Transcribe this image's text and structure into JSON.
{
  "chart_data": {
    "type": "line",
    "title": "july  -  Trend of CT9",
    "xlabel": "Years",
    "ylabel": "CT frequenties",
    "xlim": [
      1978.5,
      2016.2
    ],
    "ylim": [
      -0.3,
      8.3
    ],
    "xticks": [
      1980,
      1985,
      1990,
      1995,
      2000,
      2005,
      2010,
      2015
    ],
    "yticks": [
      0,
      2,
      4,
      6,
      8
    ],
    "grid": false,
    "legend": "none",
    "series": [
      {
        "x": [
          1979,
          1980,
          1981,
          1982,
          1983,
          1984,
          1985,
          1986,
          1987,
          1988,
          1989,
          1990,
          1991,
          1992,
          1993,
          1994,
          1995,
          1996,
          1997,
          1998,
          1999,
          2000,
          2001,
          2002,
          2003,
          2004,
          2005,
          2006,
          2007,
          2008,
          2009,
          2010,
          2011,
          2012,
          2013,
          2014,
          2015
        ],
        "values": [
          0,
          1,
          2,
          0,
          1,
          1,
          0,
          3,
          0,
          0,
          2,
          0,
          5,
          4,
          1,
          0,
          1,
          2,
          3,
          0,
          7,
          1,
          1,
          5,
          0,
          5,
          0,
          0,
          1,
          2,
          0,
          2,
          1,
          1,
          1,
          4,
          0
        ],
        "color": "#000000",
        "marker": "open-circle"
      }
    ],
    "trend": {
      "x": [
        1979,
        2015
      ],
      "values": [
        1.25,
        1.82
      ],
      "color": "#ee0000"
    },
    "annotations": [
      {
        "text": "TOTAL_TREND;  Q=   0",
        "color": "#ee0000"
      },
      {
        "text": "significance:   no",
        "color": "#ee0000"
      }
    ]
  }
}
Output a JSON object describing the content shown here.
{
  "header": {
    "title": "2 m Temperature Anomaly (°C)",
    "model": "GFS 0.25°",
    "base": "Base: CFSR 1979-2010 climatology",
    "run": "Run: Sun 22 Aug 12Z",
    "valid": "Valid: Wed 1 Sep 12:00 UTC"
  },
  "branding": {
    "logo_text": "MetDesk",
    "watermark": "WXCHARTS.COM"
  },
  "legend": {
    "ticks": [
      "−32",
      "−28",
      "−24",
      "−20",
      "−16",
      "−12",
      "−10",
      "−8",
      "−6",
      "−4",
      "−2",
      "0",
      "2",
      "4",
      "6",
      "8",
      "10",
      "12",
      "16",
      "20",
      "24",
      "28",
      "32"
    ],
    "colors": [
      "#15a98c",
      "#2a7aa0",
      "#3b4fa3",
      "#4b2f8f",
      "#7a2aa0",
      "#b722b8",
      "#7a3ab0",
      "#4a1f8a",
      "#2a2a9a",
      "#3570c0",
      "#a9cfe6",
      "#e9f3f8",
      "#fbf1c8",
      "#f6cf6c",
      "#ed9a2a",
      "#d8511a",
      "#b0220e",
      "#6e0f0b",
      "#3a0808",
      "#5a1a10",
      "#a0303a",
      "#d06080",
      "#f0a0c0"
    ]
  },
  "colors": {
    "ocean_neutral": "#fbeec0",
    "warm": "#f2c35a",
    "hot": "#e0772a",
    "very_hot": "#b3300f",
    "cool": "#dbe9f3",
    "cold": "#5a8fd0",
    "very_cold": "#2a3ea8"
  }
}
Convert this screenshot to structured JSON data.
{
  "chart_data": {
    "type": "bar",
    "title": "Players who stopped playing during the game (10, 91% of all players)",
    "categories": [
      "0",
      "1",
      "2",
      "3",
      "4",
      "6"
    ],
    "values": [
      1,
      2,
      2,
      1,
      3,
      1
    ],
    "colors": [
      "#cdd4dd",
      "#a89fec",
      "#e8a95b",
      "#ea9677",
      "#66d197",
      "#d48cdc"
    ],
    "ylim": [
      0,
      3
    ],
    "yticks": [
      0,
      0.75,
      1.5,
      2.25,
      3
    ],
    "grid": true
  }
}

_TO DO:_
Set down the entries above again, word for word.

_CORRECT RESPONSE:_
Transcribe this image's text and structure into JSON.
{
  "chart_data": {
    "type": "line",
    "title": "july  -  Trend of CT9",
    "xlabel": "Years",
    "ylabel": "CT frequenties",
    "xlim": [
      1978.5,
      2016.2
    ],
    "ylim": [
      -0.3,
      8.3
    ],
    "xticks": [
      1980,
      1985,
      1990,
      1995,
      2000,
      2005,
      2010,
      2015
    ],
    "yticks": [
      0,
      2,
      4,
      6,
      8
    ],
    "grid": false,
    "legend": "none",
    "series": [
      {
        "x": [
          1979,
          1980,
          1981,
          1982,
          1983,
          1984,
          1985,
          1986,
          1987,
          1988,
          1989,
          1990,
          1991,
          1992,
          1993,
          1994,
          1995,
          1996,
          1997,
          1998,
          1999,
          2000,
          2001,
          2002,
          2003,
          2004,
          2005,
          2006,
          2007,
          2008,
          2009,
          2010,
          2011,
          2012,
          2013,
          2014,
          2015
        ],
        "values": [
          0,
          1,
          2,
          0,
          1,
          1,
          0,
          3,
          0,
          0,
          2,
          0,
          5,
          4,
          1,
          0,
          1,
          2,
          3,
          0,
          7,
          1,
          1,
          5,
          0,
          5,
          0,
          0,
          1,
          2,
          0,
          2,
          1,
          1,
          1,
          4,
          0
        ],
        "color": "#000000",
        "marker": "open-circle"
      }
    ],
    "trend": {
      "x": [
        1979,
        2015
      ],
      "values": [
        1.25,
        1.82
      ],
      "color": "#ee0000"
    },
    "annotations": [
      {
        "text": "TOTAL_TREND;  Q=   0",
        "color": "#ee0000"
      },
      {
        "text": "significance:   no",
        "color": "#ee0000"
      }
    ]
  }
}
Output a JSON object describing the content shown here.
{
  "header": {
    "title": "2 m Temperature Anomaly (°C)",
    "model": "GFS 0.25°",
    "base": "Base: CFSR 1979-2010 climatology",
    "run": "Run: Sun 22 Aug 12Z",
    "valid": "Valid: Wed 1 Sep 12:00 UTC"
  },
  "branding": {
    "logo_text": "MetDesk",
    "watermark": "WXCHARTS.COM"
  },
  "legend": {
    "ticks": [
      "−32",
      "−28",
      "−24",
      "−20",
      "−16",
      "−12",
      "−10",
      "−8",
      "−6",
      "−4",
      "−2",
      "0",
      "2",
      "4",
      "6",
      "8",
      "10",
      "12",
      "16",
      "20",
      "24",
      "28",
      "32"
    ],
    "colors": [
      "#15a98c",
      "#2a7aa0",
      "#3b4fa3",
      "#4b2f8f",
      "#7a2aa0",
      "#b722b8",
      "#7a3ab0",
      "#4a1f8a",
      "#2a2a9a",
      "#3570c0",
      "#a9cfe6",
      "#e9f3f8",
      "#fbf1c8",
      "#f6cf6c",
      "#ed9a2a",
      "#d8511a",
      "#b0220e",
      "#6e0f0b",
      "#3a0808",
      "#5a1a10",
      "#a0303a",
      "#d06080",
      "#f0a0c0"
    ]
  },
  "colors": {
    "ocean_neutral": "#fbeec0",
    "warm": "#f2c35a",
    "hot": "#e0772a",
    "very_hot": "#b3300f",
    "cool": "#dbe9f3",
    "cold": "#5a8fd0",
    "very_cold": "#2a3ea8"
  }
}
Convert this screenshot to structured JSON data.
{
  "chart_data": {
    "type": "bar",
    "title": "Players who stopped playing during the game (10, 91% of all players)",
    "categories": [
      "0",
      "1",
      "2",
      "3",
      "4",
      "6"
    ],
    "values": [
      1,
      2,
      2,
      1,
      3,
      1
    ],
    "colors": [
      "#cdd4dd",
      "#a89fec",
      "#e8a95b",
      "#ea9677",
      "#66d197",
      "#d48cdc"
    ],
    "ylim": [
      0,
      3
    ],
    "yticks": [
      0,
      0.75,
      1.5,
      2.25,
      3
    ],
    "grid": true
  }
}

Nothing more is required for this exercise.